■ **JOB**:
Copy out all lines of the records in which the word "大会に出場できる者" appears.

■ **THE INPUT**:
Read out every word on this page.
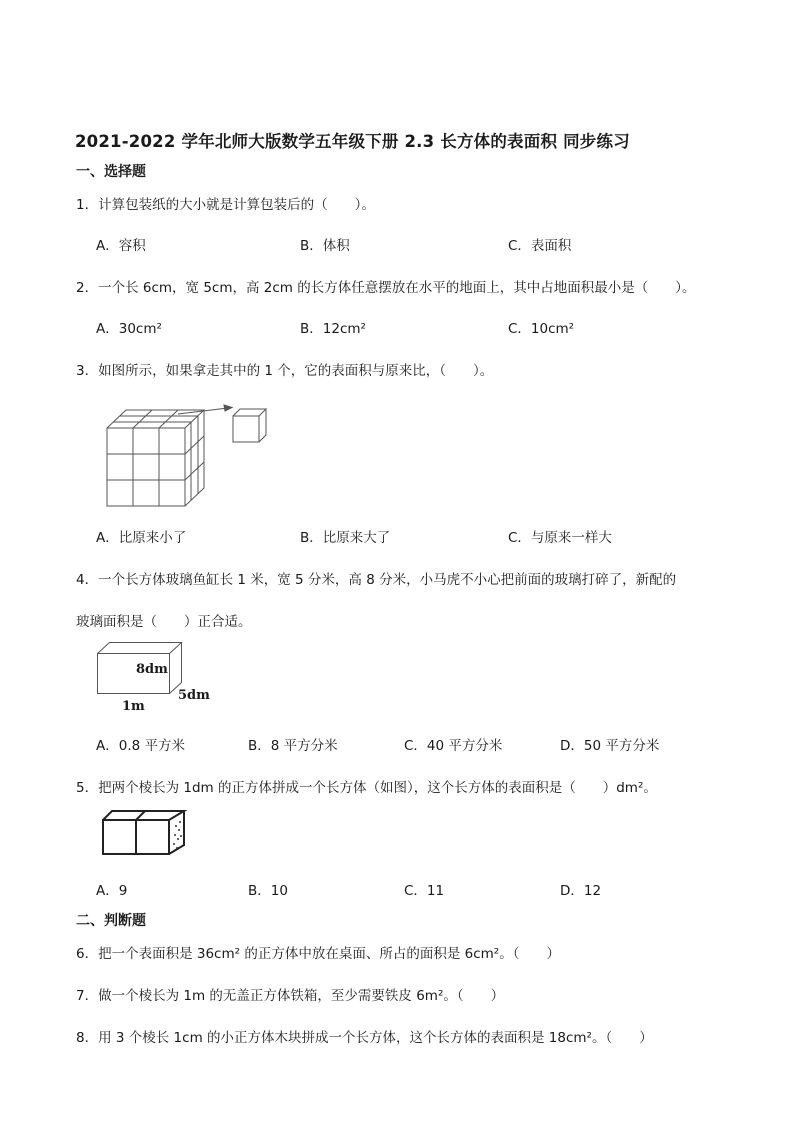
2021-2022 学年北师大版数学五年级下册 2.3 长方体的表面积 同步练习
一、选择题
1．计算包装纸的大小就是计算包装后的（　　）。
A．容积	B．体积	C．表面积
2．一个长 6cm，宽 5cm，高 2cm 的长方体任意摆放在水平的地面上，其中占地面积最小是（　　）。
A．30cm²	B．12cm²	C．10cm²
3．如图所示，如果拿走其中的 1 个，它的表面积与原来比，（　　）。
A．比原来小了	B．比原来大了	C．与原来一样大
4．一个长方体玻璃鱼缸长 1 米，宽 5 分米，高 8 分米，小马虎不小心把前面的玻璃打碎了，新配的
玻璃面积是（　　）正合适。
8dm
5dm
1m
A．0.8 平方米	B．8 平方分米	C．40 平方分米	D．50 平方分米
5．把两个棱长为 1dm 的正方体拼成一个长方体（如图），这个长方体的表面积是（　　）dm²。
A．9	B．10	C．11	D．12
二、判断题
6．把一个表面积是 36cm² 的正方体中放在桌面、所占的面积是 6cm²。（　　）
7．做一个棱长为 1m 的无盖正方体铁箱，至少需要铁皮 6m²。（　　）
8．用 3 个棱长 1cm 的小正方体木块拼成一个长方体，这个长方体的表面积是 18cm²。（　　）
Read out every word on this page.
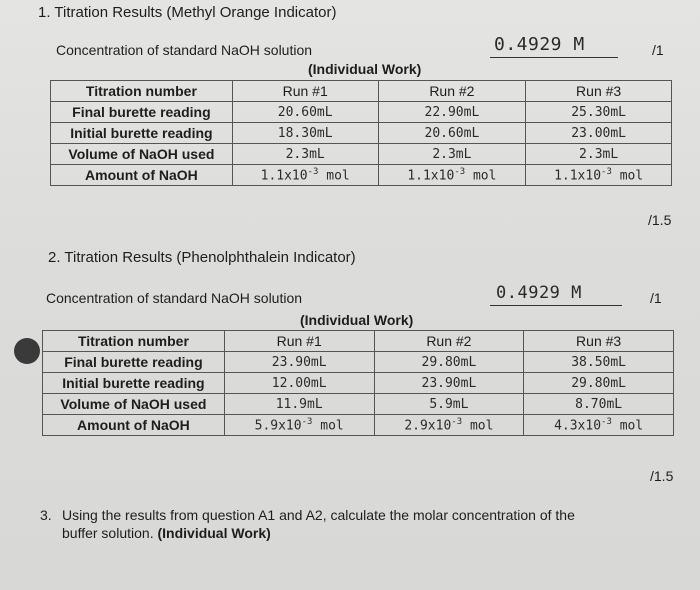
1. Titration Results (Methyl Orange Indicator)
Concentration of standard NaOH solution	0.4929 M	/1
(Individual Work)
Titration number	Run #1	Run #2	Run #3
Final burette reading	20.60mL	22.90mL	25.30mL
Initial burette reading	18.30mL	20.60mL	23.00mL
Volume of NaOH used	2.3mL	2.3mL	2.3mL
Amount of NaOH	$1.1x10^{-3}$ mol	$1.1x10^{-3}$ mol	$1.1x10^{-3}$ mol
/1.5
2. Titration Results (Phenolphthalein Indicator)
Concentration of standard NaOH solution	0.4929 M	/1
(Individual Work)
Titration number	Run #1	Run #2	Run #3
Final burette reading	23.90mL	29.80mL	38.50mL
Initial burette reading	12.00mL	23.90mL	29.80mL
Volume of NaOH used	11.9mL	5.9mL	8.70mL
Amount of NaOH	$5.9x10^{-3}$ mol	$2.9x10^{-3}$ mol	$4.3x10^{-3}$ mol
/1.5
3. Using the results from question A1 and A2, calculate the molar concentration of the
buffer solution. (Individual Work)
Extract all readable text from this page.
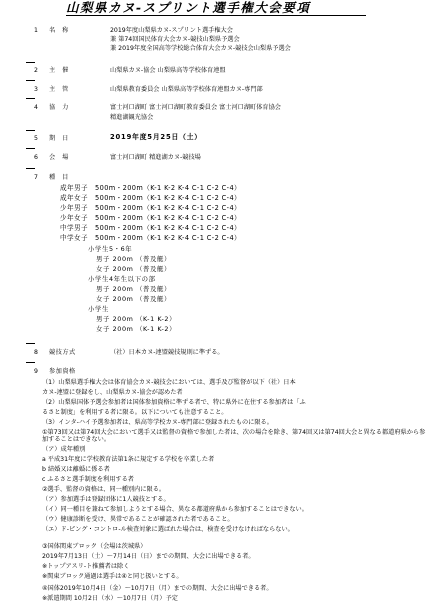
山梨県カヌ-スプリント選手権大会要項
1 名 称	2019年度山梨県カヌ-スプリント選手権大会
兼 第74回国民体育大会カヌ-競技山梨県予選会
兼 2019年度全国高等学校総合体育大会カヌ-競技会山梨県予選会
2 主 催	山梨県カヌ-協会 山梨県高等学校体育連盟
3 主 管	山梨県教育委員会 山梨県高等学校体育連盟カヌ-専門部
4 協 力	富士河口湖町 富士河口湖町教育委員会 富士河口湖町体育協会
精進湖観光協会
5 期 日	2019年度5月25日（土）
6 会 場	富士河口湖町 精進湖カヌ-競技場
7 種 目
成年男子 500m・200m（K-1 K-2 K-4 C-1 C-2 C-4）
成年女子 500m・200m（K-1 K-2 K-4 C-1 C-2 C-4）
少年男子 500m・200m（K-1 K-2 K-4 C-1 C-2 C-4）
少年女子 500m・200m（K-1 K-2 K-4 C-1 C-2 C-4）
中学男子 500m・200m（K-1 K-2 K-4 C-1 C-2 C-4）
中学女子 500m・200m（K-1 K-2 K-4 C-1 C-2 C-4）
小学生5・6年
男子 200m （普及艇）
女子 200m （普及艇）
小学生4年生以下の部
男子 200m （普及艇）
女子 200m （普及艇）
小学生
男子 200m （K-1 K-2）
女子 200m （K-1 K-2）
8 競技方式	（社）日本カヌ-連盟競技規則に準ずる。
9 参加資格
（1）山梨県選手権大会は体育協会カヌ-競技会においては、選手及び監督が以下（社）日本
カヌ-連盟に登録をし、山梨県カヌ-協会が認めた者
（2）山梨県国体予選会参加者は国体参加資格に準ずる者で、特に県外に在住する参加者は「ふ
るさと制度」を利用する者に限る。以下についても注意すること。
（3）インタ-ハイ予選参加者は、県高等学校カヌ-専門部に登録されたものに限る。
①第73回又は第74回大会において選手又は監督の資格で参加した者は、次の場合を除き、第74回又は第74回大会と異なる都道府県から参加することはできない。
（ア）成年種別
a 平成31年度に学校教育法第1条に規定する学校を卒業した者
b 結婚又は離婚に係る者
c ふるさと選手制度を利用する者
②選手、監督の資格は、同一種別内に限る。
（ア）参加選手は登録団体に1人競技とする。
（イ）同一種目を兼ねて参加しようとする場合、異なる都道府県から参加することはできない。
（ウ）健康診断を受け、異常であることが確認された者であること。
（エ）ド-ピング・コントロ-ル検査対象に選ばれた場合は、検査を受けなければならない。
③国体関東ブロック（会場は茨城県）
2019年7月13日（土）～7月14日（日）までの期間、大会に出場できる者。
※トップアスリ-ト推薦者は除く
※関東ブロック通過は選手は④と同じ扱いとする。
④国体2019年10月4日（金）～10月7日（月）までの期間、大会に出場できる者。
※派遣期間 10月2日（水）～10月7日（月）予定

---

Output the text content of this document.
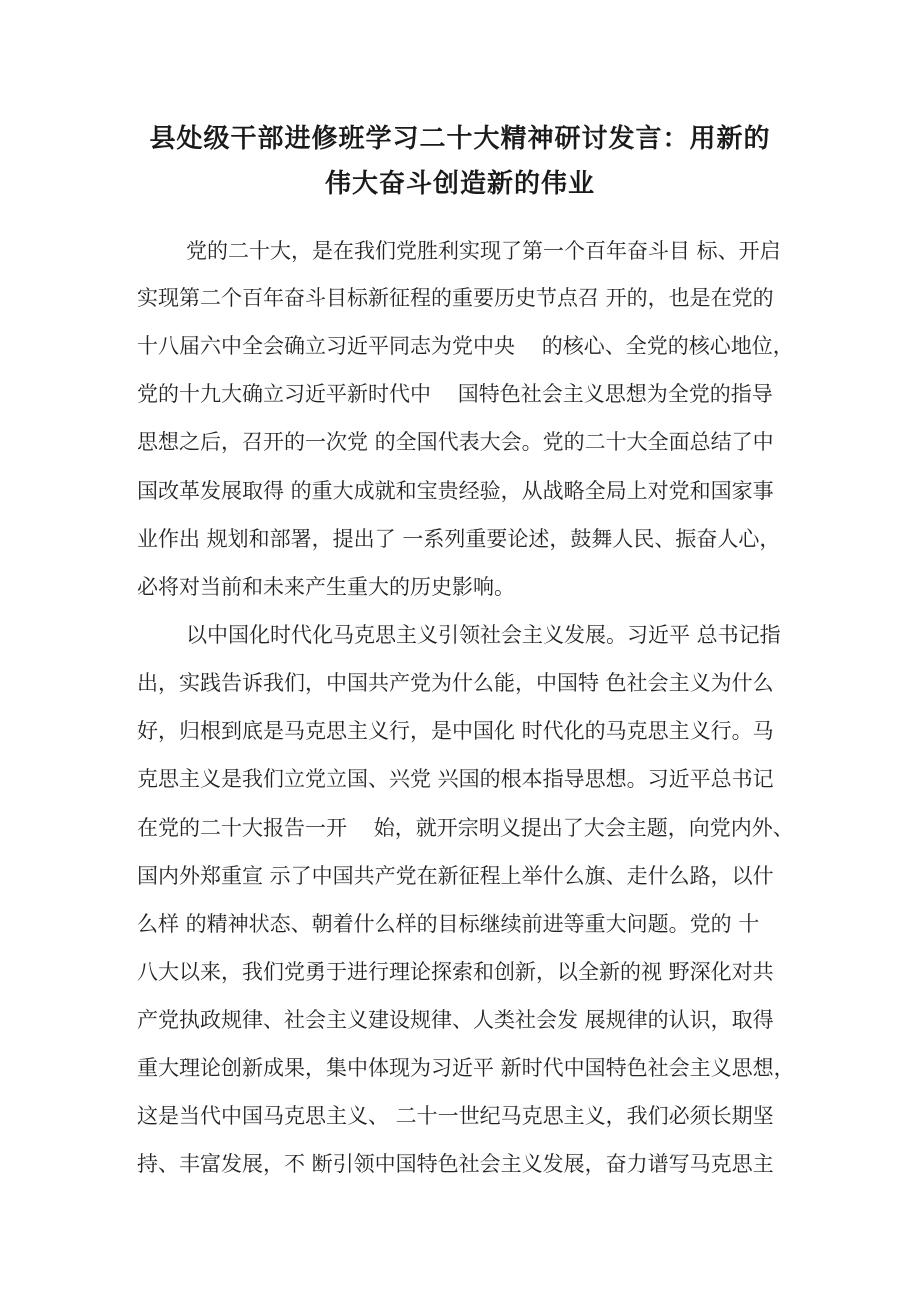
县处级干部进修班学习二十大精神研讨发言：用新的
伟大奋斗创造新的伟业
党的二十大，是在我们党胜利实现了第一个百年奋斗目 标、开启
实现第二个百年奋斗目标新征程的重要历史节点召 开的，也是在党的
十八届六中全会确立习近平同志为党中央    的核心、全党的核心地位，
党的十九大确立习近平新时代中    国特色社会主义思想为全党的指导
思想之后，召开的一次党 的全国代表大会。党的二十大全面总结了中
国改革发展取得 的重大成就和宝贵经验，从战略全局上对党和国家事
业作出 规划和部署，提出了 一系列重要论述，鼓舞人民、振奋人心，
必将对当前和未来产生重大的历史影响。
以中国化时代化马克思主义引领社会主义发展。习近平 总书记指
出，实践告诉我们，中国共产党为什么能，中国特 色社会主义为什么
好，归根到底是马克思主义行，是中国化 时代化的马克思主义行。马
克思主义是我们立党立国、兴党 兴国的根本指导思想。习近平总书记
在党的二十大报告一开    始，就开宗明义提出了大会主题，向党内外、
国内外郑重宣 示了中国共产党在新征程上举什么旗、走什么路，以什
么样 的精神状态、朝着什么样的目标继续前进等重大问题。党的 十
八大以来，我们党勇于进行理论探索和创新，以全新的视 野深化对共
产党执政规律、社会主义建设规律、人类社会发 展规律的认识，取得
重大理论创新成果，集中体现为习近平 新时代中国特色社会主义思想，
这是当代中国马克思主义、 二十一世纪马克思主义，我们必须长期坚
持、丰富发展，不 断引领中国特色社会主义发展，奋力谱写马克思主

■ **THE REPLY**:
2019年7月13日（土）～7月14日（日）までの期間、大会に出場できる者。
④国体2019年10月4日（金）～10月7日（月）までの期間、大会に出場できる者。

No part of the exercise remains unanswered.